*** Available data Section Begins ***

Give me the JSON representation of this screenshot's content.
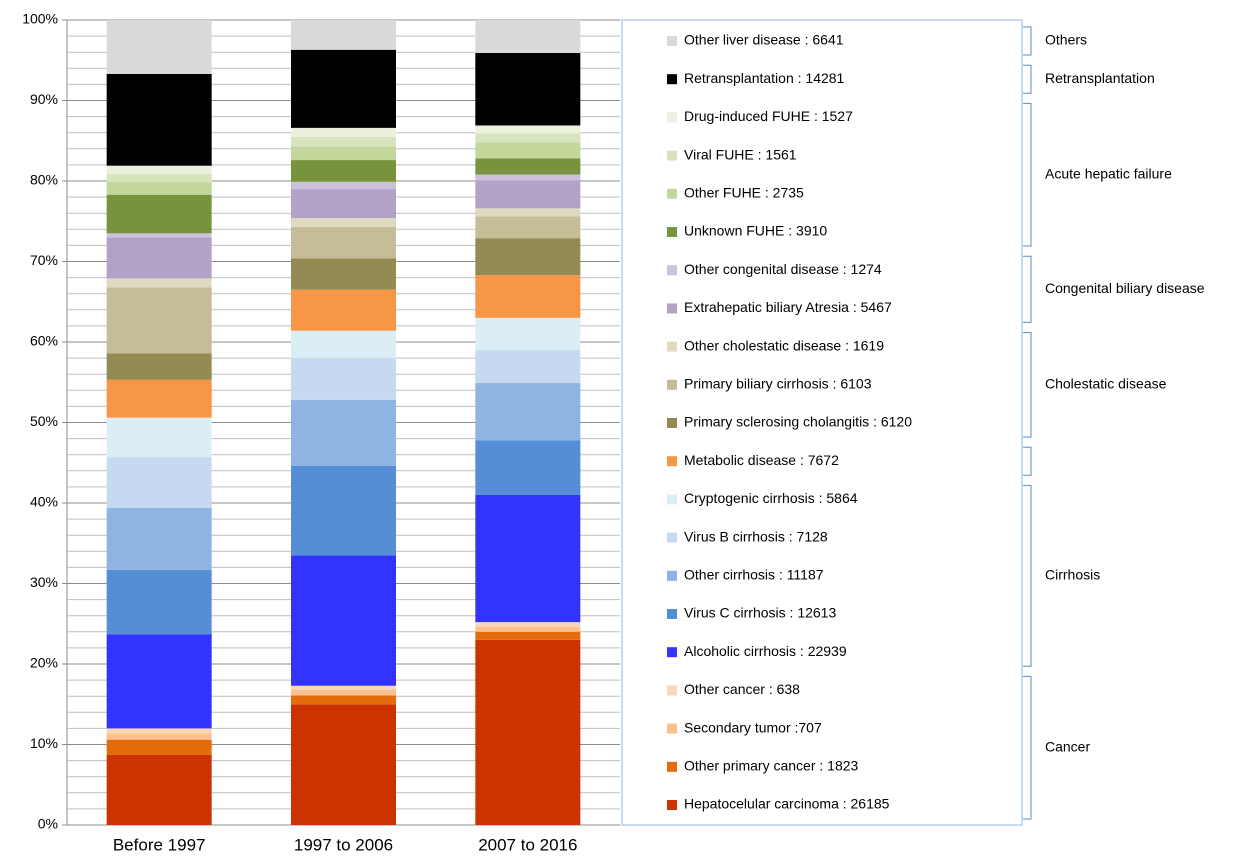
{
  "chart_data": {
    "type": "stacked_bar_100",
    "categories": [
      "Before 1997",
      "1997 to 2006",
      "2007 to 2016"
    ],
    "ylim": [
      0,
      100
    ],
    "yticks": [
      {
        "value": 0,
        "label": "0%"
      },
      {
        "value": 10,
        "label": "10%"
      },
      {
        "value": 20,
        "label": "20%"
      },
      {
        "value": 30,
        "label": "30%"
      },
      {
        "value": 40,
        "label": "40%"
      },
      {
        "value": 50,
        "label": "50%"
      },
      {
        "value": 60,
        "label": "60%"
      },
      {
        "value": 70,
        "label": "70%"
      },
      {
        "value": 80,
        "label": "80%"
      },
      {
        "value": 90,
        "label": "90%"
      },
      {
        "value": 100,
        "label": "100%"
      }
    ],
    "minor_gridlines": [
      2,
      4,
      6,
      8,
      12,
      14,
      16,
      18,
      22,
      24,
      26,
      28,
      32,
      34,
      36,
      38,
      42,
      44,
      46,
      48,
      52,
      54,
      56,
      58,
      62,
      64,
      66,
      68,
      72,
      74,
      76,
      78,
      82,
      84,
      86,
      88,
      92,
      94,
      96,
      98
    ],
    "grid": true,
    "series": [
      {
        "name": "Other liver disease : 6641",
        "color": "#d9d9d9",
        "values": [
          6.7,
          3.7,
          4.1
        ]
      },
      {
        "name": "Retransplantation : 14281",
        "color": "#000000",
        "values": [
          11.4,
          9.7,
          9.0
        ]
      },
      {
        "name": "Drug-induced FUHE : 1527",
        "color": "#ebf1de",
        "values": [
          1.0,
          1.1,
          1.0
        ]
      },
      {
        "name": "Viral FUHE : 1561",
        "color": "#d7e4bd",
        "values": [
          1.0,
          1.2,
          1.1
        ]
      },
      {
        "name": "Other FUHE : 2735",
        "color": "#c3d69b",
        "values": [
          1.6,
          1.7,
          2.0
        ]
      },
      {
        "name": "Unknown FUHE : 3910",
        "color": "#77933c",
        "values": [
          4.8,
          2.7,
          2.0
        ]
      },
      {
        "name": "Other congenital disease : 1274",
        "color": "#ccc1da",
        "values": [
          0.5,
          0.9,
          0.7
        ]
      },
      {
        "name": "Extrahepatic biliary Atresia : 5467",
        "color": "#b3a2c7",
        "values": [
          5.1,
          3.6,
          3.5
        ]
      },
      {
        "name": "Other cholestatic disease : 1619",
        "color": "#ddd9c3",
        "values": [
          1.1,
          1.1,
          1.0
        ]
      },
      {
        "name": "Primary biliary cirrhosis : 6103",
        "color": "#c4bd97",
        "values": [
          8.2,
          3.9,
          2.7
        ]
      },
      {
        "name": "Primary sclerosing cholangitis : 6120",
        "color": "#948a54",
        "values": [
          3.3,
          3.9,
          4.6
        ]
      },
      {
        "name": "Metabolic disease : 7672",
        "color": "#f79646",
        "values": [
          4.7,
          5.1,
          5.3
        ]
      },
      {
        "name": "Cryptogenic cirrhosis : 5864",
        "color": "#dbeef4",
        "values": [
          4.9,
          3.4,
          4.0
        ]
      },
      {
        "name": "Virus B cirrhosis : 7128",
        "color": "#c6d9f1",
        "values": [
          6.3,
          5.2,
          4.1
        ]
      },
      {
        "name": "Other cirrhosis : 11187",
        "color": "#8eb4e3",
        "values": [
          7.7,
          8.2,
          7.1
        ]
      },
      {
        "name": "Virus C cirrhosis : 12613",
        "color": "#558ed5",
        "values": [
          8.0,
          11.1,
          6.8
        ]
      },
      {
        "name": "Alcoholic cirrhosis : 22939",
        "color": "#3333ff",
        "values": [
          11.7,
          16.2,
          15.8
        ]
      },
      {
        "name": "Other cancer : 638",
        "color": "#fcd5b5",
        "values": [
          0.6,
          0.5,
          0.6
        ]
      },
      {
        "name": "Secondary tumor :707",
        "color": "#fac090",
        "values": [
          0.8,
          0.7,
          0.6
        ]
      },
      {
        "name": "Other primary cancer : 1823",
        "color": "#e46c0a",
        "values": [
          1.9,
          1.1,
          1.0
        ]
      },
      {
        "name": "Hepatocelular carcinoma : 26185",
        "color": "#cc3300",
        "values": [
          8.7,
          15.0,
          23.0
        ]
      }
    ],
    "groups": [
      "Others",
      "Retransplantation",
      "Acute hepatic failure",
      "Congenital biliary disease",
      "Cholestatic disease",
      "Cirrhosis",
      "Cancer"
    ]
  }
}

*** Available data Section Ends ***
*** Available data Section Begins ***

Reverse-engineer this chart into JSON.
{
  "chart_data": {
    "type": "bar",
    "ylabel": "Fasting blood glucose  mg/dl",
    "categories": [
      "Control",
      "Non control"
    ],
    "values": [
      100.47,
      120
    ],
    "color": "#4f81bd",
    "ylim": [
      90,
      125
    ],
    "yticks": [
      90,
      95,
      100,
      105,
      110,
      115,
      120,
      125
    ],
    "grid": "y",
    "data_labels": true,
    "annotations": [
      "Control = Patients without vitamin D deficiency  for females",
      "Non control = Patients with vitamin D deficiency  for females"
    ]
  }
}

*** Available data Section Ends ***
*** Available data Section Begins ***

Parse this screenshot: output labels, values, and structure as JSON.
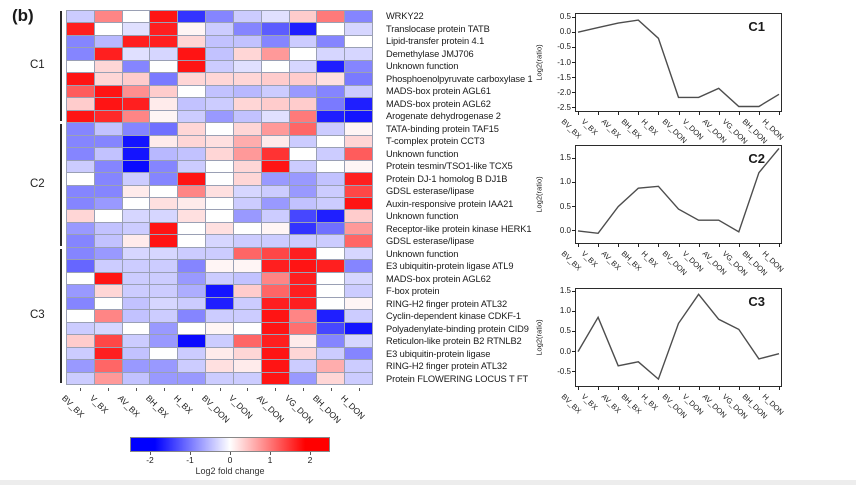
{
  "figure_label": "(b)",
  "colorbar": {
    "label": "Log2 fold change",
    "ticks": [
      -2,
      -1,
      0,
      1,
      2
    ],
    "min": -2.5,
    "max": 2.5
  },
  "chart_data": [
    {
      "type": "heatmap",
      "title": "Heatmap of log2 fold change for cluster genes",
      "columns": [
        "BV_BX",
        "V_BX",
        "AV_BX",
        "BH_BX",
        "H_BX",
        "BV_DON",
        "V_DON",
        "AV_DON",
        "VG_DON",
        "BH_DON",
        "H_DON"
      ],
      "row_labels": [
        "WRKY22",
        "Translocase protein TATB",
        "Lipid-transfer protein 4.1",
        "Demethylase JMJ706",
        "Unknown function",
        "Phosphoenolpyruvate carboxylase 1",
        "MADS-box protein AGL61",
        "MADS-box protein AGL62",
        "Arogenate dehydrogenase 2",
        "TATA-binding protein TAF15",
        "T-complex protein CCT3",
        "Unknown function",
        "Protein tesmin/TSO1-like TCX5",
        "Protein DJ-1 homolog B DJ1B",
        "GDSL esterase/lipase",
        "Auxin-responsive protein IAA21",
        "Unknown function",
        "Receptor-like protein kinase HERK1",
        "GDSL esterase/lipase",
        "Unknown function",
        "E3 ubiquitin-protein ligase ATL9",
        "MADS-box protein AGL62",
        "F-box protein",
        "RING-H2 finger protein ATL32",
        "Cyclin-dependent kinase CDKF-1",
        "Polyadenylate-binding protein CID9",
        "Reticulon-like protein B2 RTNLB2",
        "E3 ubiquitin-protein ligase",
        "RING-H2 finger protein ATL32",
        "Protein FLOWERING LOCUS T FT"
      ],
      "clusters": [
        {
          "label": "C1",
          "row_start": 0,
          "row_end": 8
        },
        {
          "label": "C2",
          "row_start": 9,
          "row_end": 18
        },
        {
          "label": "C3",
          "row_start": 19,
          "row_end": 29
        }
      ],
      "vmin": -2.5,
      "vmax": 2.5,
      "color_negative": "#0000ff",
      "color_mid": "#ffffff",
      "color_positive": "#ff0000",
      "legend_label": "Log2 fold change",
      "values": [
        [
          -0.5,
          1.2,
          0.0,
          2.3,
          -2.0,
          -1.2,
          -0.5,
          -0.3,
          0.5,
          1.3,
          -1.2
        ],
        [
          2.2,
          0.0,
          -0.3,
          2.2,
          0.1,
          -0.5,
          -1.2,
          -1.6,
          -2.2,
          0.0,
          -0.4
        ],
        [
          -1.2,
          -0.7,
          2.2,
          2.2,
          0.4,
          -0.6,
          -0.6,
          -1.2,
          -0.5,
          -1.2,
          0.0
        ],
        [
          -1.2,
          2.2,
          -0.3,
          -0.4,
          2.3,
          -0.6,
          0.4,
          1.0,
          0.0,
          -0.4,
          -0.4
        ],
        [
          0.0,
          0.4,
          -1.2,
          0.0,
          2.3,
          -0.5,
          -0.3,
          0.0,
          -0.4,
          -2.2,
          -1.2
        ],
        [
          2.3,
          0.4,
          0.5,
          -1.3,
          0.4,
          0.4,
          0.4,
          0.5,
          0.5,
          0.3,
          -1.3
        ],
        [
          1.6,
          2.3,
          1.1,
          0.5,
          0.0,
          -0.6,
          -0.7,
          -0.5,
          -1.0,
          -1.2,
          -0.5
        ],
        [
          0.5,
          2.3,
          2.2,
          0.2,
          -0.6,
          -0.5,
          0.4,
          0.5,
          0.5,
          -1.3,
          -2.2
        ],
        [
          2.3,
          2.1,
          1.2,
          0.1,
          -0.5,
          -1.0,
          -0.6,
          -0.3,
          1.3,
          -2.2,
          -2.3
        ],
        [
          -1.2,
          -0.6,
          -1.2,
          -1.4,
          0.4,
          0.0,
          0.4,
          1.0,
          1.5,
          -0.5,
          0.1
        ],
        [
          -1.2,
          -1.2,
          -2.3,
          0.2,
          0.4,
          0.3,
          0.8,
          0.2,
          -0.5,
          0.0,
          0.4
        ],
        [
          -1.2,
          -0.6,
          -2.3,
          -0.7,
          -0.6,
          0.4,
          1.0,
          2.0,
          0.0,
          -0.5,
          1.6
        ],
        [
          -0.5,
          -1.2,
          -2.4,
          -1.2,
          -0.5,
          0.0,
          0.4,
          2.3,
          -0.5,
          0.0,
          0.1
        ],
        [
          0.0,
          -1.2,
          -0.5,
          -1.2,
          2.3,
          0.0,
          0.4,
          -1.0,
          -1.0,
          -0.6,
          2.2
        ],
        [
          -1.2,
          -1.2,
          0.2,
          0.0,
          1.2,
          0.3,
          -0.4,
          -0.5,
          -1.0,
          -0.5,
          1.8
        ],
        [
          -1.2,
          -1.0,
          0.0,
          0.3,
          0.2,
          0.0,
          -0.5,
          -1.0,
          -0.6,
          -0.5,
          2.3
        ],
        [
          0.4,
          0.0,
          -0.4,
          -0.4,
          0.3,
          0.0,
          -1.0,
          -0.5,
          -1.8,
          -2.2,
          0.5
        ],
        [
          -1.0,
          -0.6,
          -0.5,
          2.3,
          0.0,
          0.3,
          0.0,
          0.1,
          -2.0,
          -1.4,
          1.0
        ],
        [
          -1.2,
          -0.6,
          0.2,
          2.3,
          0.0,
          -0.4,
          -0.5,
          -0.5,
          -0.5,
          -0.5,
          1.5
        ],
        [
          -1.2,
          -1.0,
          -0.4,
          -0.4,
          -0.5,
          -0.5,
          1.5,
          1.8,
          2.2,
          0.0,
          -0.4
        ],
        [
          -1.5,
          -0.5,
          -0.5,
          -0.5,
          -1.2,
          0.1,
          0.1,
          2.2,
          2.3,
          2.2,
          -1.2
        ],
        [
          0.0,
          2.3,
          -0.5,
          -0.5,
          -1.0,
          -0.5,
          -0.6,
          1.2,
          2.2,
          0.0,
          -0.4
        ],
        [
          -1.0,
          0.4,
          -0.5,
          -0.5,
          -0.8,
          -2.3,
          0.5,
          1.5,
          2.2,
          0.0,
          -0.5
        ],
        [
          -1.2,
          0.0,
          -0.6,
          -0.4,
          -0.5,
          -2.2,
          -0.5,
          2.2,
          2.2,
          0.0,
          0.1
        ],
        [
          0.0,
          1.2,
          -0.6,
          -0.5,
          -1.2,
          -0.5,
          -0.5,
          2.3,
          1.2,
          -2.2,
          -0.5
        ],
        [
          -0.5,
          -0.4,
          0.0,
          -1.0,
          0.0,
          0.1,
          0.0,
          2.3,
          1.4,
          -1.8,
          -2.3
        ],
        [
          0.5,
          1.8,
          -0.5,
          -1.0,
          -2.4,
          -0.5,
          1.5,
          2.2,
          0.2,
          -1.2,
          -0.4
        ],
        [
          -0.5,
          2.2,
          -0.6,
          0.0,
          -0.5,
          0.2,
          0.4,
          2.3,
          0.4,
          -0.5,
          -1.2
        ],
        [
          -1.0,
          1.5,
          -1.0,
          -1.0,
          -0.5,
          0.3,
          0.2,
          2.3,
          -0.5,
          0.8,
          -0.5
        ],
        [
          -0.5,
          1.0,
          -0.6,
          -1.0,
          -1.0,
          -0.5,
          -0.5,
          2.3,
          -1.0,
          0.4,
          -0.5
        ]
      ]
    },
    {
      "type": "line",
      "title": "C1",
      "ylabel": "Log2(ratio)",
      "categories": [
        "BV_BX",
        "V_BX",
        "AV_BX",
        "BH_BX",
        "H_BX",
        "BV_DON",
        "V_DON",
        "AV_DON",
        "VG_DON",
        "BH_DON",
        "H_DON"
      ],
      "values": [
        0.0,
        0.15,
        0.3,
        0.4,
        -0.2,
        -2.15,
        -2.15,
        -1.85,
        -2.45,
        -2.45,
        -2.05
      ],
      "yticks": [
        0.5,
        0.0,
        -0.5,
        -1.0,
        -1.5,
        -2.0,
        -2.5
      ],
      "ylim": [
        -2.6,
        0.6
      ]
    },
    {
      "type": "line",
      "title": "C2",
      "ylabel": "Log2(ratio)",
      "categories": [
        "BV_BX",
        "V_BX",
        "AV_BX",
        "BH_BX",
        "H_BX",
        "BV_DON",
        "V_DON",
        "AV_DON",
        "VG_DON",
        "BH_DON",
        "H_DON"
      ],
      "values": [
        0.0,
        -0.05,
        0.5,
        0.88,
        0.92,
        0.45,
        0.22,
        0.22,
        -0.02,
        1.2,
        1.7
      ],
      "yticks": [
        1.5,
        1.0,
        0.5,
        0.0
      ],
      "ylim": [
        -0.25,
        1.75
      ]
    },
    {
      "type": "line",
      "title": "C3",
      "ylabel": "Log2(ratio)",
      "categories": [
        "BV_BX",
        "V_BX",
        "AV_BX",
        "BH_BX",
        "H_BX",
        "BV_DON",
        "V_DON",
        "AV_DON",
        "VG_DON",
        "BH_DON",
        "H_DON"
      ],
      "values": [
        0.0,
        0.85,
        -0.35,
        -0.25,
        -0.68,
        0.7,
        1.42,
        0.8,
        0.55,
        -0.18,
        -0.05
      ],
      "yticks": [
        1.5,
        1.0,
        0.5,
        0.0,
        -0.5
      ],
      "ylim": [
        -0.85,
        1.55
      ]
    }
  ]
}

*** Available data Section Ends ***

Problem details:
Report each line in the data above that holds the word "screenshot" by copying it.

Solution to this task:
Give me the JSON representation of this screenshot's content.
Parse this screenshot: output labels, values, and structure as JSON.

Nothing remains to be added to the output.